Record extracts:

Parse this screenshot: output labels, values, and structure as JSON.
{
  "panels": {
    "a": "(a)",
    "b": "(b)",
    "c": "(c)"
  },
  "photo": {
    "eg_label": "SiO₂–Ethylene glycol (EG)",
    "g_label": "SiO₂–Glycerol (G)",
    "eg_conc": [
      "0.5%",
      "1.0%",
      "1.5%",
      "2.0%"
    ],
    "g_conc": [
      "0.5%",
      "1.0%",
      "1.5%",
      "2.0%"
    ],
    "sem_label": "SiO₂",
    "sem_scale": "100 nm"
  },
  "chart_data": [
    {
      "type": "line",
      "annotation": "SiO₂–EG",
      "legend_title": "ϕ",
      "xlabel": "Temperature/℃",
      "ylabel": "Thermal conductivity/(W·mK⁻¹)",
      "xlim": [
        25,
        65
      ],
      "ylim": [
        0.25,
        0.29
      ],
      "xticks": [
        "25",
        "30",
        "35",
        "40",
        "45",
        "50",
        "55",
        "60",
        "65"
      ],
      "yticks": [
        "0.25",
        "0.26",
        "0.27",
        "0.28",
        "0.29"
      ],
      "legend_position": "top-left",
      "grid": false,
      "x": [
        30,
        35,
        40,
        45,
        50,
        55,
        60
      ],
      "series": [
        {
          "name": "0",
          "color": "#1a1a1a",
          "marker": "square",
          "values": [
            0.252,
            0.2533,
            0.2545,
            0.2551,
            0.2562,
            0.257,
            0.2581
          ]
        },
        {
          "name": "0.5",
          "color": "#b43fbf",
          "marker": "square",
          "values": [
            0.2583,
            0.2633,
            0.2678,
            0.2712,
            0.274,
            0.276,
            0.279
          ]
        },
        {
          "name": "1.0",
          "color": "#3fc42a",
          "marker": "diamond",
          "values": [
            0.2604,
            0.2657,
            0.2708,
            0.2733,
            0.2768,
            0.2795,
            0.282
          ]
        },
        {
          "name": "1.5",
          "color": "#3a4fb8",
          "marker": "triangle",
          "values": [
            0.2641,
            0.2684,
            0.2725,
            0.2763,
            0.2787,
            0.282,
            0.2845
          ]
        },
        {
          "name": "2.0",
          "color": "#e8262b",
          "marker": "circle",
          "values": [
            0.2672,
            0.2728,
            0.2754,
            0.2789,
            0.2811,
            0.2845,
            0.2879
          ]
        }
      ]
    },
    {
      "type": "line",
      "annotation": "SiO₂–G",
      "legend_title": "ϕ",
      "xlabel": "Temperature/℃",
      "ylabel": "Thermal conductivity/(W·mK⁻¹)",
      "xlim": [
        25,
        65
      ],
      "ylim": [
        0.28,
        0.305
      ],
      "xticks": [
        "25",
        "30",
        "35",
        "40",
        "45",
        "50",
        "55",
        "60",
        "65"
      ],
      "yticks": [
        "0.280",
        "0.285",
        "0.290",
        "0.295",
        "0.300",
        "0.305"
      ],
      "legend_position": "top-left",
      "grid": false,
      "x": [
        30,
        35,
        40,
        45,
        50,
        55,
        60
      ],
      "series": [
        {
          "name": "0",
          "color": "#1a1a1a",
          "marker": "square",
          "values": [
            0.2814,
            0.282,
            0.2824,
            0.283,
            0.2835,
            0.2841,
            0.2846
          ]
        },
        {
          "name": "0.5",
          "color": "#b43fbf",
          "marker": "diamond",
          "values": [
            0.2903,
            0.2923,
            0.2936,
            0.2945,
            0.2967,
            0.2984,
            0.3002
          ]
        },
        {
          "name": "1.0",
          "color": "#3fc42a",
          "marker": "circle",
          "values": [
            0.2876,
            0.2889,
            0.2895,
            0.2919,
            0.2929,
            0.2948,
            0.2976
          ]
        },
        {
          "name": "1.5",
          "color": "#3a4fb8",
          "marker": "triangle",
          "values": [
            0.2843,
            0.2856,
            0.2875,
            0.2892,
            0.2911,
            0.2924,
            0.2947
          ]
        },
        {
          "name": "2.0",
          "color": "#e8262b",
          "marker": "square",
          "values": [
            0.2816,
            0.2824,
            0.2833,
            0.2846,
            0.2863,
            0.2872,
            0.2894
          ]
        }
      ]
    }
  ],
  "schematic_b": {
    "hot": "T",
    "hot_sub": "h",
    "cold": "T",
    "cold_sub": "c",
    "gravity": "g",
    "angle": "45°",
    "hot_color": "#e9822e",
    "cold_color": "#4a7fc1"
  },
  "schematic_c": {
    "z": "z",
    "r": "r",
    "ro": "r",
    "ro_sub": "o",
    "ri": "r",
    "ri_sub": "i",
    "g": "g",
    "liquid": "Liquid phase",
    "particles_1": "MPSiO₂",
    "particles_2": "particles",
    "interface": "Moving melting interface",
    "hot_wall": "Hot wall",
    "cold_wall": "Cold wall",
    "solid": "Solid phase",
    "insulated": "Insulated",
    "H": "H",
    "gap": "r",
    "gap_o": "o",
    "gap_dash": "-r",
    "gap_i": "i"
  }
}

Problem: Output the entries exactly.

Complete output:
Parse this screenshot: output labels, values, and structure as JSON.
{
  "panels": {
    "a": "(a)",
    "b": "(b)",
    "c": "(c)"
  },
  "photo": {
    "eg_label": "SiO₂–Ethylene glycol (EG)",
    "g_label": "SiO₂–Glycerol (G)",
    "eg_conc": [
      "0.5%",
      "1.0%",
      "1.5%",
      "2.0%"
    ],
    "g_conc": [
      "0.5%",
      "1.0%",
      "1.5%",
      "2.0%"
    ],
    "sem_label": "SiO₂",
    "sem_scale": "100 nm"
  },
  "chart_data": [
    {
      "type": "line",
      "annotation": "SiO₂–EG",
      "legend_title": "ϕ",
      "xlabel": "Temperature/℃",
      "ylabel": "Thermal conductivity/(W·mK⁻¹)",
      "xlim": [
        25,
        65
      ],
      "ylim": [
        0.25,
        0.29
      ],
      "xticks": [
        "25",
        "30",
        "35",
        "40",
        "45",
        "50",
        "55",
        "60",
        "65"
      ],
      "yticks": [
        "0.25",
        "0.26",
        "0.27",
        "0.28",
        "0.29"
      ],
      "legend_position": "top-left",
      "grid": false,
      "x": [
        30,
        35,
        40,
        45,
        50,
        55,
        60
      ],
      "series": [
        {
          "name": "0",
          "color": "#1a1a1a",
          "marker": "square",
          "values": [
            0.252,
            0.2533,
            0.2545,
            0.2551,
            0.2562,
            0.257,
            0.2581
          ]
        },
        {
          "name": "0.5",
          "color": "#b43fbf",
          "marker": "square",
          "values": [
            0.2583,
            0.2633,
            0.2678,
            0.2712,
            0.274,
            0.276,
            0.279
          ]
        },
        {
          "name": "1.0",
          "color": "#3fc42a",
          "marker": "diamond",
          "values": [
            0.2604,
            0.2657,
            0.2708,
            0.2733,
            0.2768,
            0.2795,
            0.282
          ]
        },
        {
          "name": "1.5",
          "color": "#3a4fb8",
          "marker": "triangle",
          "values": [
            0.2641,
            0.2684,
            0.2725,
            0.2763,
            0.2787,
            0.282,
            0.2845
          ]
        },
        {
          "name": "2.0",
          "color": "#e8262b",
          "marker": "circle",
          "values": [
            0.2672,
            0.2728,
            0.2754,
            0.2789,
            0.2811,
            0.2845,
            0.2879
          ]
        }
      ]
    },
    {
      "type": "line",
      "annotation": "SiO₂–G",
      "legend_title": "ϕ",
      "xlabel": "Temperature/℃",
      "ylabel": "Thermal conductivity/(W·mK⁻¹)",
      "xlim": [
        25,
        65
      ],
      "ylim": [
        0.28,
        0.305
      ],
      "xticks": [
        "25",
        "30",
        "35",
        "40",
        "45",
        "50",
        "55",
        "60",
        "65"
      ],
      "yticks": [
        "0.280",
        "0.285",
        "0.290",
        "0.295",
        "0.300",
        "0.305"
      ],
      "legend_position": "top-left",
      "grid": false,
      "x": [
        30,
        35,
        40,
        45,
        50,
        55,
        60
      ],
      "series": [
        {
          "name": "0",
          "color": "#1a1a1a",
          "marker": "square",
          "values": [
            0.2814,
            0.282,
            0.2824,
            0.283,
            0.2835,
            0.2841,
            0.2846
          ]
        },
        {
          "name": "0.5",
          "color": "#b43fbf",
          "marker": "diamond",
          "values": [
            0.2903,
            0.2923,
            0.2936,
            0.2945,
            0.2967,
            0.2984,
            0.3002
          ]
        },
        {
          "name": "1.0",
          "color": "#3fc42a",
          "marker": "circle",
          "values": [
            0.2876,
            0.2889,
            0.2895,
            0.2919,
            0.2929,
            0.2948,
            0.2976
          ]
        },
        {
          "name": "1.5",
          "color": "#3a4fb8",
          "marker": "triangle",
          "values": [
            0.2843,
            0.2856,
            0.2875,
            0.2892,
            0.2911,
            0.2924,
            0.2947
          ]
        },
        {
          "name": "2.0",
          "color": "#e8262b",
          "marker": "square",
          "values": [
            0.2816,
            0.2824,
            0.2833,
            0.2846,
            0.2863,
            0.2872,
            0.2894
          ]
        }
      ]
    }
  ],
  "schematic_b": {
    "hot": "T",
    "hot_sub": "h",
    "cold": "T",
    "cold_sub": "c",
    "gravity": "g",
    "angle": "45°",
    "hot_color": "#e9822e",
    "cold_color": "#4a7fc1"
  },
  "schematic_c": {
    "z": "z",
    "r": "r",
    "ro": "r",
    "ro_sub": "o",
    "ri": "r",
    "ri_sub": "i",
    "g": "g",
    "liquid": "Liquid phase",
    "particles_1": "MPSiO₂",
    "particles_2": "particles",
    "interface": "Moving melting interface",
    "hot_wall": "Hot wall",
    "cold_wall": "Cold wall",
    "solid": "Solid phase",
    "insulated": "Insulated",
    "H": "H",
    "gap": "r",
    "gap_o": "o",
    "gap_dash": "-r",
    "gap_i": "i"
  }
}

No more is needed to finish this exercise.